MATERIAL FOR THIS TASK:

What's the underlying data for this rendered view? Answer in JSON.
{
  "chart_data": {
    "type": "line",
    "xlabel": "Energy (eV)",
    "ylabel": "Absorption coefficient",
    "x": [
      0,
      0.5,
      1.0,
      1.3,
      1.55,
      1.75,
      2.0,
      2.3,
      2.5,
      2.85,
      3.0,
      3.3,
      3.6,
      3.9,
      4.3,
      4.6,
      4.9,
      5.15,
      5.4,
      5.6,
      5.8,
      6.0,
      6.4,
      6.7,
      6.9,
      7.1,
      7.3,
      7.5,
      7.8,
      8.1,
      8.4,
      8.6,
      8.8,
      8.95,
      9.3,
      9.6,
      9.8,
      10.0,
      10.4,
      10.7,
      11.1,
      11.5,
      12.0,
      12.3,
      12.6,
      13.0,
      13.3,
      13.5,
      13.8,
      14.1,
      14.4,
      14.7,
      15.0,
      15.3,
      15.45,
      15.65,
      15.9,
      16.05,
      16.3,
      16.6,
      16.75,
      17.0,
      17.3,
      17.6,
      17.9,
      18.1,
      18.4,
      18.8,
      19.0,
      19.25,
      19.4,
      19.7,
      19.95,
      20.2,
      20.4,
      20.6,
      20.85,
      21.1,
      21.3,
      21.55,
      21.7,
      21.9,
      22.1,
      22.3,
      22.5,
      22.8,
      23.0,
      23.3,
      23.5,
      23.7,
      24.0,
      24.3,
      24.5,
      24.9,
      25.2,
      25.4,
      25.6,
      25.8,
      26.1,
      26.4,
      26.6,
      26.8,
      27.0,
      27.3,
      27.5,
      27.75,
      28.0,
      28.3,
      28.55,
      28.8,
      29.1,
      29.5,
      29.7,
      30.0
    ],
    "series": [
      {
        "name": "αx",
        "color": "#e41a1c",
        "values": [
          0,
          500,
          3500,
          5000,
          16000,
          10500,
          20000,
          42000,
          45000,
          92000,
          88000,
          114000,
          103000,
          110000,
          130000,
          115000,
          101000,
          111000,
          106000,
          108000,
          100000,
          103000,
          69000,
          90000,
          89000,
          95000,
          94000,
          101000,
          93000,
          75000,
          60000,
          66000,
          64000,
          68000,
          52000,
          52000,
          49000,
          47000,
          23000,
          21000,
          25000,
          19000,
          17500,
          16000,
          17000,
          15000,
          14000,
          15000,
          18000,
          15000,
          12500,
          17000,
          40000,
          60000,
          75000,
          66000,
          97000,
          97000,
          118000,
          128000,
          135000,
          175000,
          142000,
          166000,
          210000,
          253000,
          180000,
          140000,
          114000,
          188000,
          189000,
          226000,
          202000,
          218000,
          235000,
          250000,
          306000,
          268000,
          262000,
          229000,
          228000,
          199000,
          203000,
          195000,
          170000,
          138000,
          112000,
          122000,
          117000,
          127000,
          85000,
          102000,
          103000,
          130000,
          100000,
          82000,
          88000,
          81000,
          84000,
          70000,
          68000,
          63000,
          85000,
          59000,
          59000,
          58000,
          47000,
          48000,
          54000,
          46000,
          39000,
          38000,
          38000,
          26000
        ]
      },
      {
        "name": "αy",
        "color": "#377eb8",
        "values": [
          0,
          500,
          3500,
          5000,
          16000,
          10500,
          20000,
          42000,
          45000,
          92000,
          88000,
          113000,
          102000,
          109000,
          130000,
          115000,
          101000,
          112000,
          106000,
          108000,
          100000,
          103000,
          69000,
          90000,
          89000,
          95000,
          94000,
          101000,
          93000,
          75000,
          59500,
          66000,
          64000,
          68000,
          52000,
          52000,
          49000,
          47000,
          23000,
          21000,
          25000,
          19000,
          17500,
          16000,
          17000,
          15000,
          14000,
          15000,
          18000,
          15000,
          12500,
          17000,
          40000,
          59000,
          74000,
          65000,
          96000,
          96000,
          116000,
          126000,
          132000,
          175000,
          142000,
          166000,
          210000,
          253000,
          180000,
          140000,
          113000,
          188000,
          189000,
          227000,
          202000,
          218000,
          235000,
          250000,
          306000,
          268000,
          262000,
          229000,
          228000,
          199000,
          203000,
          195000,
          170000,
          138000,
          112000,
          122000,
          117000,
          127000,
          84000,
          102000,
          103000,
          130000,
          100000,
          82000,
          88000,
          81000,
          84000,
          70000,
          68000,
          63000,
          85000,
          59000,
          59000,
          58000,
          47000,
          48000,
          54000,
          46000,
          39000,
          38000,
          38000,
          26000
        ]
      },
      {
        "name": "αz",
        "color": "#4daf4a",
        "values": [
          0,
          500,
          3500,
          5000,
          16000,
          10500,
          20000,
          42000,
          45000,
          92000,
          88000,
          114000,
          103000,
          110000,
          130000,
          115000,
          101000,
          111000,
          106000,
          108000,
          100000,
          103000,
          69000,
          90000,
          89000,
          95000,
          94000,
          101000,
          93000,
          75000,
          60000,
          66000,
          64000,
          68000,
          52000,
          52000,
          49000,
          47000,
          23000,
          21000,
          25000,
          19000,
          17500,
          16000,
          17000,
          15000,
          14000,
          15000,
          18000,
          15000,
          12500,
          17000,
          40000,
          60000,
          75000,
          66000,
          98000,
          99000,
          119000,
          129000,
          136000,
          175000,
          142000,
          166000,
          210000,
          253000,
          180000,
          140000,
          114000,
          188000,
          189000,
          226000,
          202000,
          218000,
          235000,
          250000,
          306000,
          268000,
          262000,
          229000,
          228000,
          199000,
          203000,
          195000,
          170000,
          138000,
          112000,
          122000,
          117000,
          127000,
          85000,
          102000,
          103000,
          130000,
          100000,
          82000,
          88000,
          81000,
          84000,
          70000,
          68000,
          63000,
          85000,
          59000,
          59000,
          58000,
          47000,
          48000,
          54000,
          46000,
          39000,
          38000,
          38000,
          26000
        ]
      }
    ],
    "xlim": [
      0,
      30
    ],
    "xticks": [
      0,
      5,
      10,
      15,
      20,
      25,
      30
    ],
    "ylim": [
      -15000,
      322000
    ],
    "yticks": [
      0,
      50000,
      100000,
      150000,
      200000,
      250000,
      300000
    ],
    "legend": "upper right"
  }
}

DIRECTIONS FOR THIS TASK: Please output the complete data exactly.

SOLUTION TO THIS TASK:
What's the underlying data for this rendered view? Answer in JSON.
{
  "chart_data": {
    "type": "line",
    "xlabel": "Energy (eV)",
    "ylabel": "Absorption coefficient",
    "x": [
      0,
      0.5,
      1.0,
      1.3,
      1.55,
      1.75,
      2.0,
      2.3,
      2.5,
      2.85,
      3.0,
      3.3,
      3.6,
      3.9,
      4.3,
      4.6,
      4.9,
      5.15,
      5.4,
      5.6,
      5.8,
      6.0,
      6.4,
      6.7,
      6.9,
      7.1,
      7.3,
      7.5,
      7.8,
      8.1,
      8.4,
      8.6,
      8.8,
      8.95,
      9.3,
      9.6,
      9.8,
      10.0,
      10.4,
      10.7,
      11.1,
      11.5,
      12.0,
      12.3,
      12.6,
      13.0,
      13.3,
      13.5,
      13.8,
      14.1,
      14.4,
      14.7,
      15.0,
      15.3,
      15.45,
      15.65,
      15.9,
      16.05,
      16.3,
      16.6,
      16.75,
      17.0,
      17.3,
      17.6,
      17.9,
      18.1,
      18.4,
      18.8,
      19.0,
      19.25,
      19.4,
      19.7,
      19.95,
      20.2,
      20.4,
      20.6,
      20.85,
      21.1,
      21.3,
      21.55,
      21.7,
      21.9,
      22.1,
      22.3,
      22.5,
      22.8,
      23.0,
      23.3,
      23.5,
      23.7,
      24.0,
      24.3,
      24.5,
      24.9,
      25.2,
      25.4,
      25.6,
      25.8,
      26.1,
      26.4,
      26.6,
      26.8,
      27.0,
      27.3,
      27.5,
      27.75,
      28.0,
      28.3,
      28.55,
      28.8,
      29.1,
      29.5,
      29.7,
      30.0
    ],
    "series": [
      {
        "name": "αx",
        "color": "#e41a1c",
        "values": [
          0,
          500,
          3500,
          5000,
          16000,
          10500,
          20000,
          42000,
          45000,
          92000,
          88000,
          114000,
          103000,
          110000,
          130000,
          115000,
          101000,
          111000,
          106000,
          108000,
          100000,
          103000,
          69000,
          90000,
          89000,
          95000,
          94000,
          101000,
          93000,
          75000,
          60000,
          66000,
          64000,
          68000,
          52000,
          52000,
          49000,
          47000,
          23000,
          21000,
          25000,
          19000,
          17500,
          16000,
          17000,
          15000,
          14000,
          15000,
          18000,
          15000,
          12500,
          17000,
          40000,
          60000,
          75000,
          66000,
          97000,
          97000,
          118000,
          128000,
          135000,
          175000,
          142000,
          166000,
          210000,
          253000,
          180000,
          140000,
          114000,
          188000,
          189000,
          226000,
          202000,
          218000,
          235000,
          250000,
          306000,
          268000,
          262000,
          229000,
          228000,
          199000,
          203000,
          195000,
          170000,
          138000,
          112000,
          122000,
          117000,
          127000,
          85000,
          102000,
          103000,
          130000,
          100000,
          82000,
          88000,
          81000,
          84000,
          70000,
          68000,
          63000,
          85000,
          59000,
          59000,
          58000,
          47000,
          48000,
          54000,
          46000,
          39000,
          38000,
          38000,
          26000
        ]
      },
      {
        "name": "αy",
        "color": "#377eb8",
        "values": [
          0,
          500,
          3500,
          5000,
          16000,
          10500,
          20000,
          42000,
          45000,
          92000,
          88000,
          113000,
          102000,
          109000,
          130000,
          115000,
          101000,
          112000,
          106000,
          108000,
          100000,
          103000,
          69000,
          90000,
          89000,
          95000,
          94000,
          101000,
          93000,
          75000,
          59500,
          66000,
          64000,
          68000,
          52000,
          52000,
          49000,
          47000,
          23000,
          21000,
          25000,
          19000,
          17500,
          16000,
          17000,
          15000,
          14000,
          15000,
          18000,
          15000,
          12500,
          17000,
          40000,
          59000,
          74000,
          65000,
          96000,
          96000,
          116000,
          126000,
          132000,
          175000,
          142000,
          166000,
          210000,
          253000,
          180000,
          140000,
          113000,
          188000,
          189000,
          227000,
          202000,
          218000,
          235000,
          250000,
          306000,
          268000,
          262000,
          229000,
          228000,
          199000,
          203000,
          195000,
          170000,
          138000,
          112000,
          122000,
          117000,
          127000,
          84000,
          102000,
          103000,
          130000,
          100000,
          82000,
          88000,
          81000,
          84000,
          70000,
          68000,
          63000,
          85000,
          59000,
          59000,
          58000,
          47000,
          48000,
          54000,
          46000,
          39000,
          38000,
          38000,
          26000
        ]
      },
      {
        "name": "αz",
        "color": "#4daf4a",
        "values": [
          0,
          500,
          3500,
          5000,
          16000,
          10500,
          20000,
          42000,
          45000,
          92000,
          88000,
          114000,
          103000,
          110000,
          130000,
          115000,
          101000,
          111000,
          106000,
          108000,
          100000,
          103000,
          69000,
          90000,
          89000,
          95000,
          94000,
          101000,
          93000,
          75000,
          60000,
          66000,
          64000,
          68000,
          52000,
          52000,
          49000,
          47000,
          23000,
          21000,
          25000,
          19000,
          17500,
          16000,
          17000,
          15000,
          14000,
          15000,
          18000,
          15000,
          12500,
          17000,
          40000,
          60000,
          75000,
          66000,
          98000,
          99000,
          119000,
          129000,
          136000,
          175000,
          142000,
          166000,
          210000,
          253000,
          180000,
          140000,
          114000,
          188000,
          189000,
          226000,
          202000,
          218000,
          235000,
          250000,
          306000,
          268000,
          262000,
          229000,
          228000,
          199000,
          203000,
          195000,
          170000,
          138000,
          112000,
          122000,
          117000,
          127000,
          85000,
          102000,
          103000,
          130000,
          100000,
          82000,
          88000,
          81000,
          84000,
          70000,
          68000,
          63000,
          85000,
          59000,
          59000,
          58000,
          47000,
          48000,
          54000,
          46000,
          39000,
          38000,
          38000,
          26000
        ]
      }
    ],
    "xlim": [
      0,
      30
    ],
    "xticks": [
      0,
      5,
      10,
      15,
      20,
      25,
      30
    ],
    "ylim": [
      -15000,
      322000
    ],
    "yticks": [
      0,
      50000,
      100000,
      150000,
      200000,
      250000,
      300000
    ],
    "legend": "upper right"
  }
}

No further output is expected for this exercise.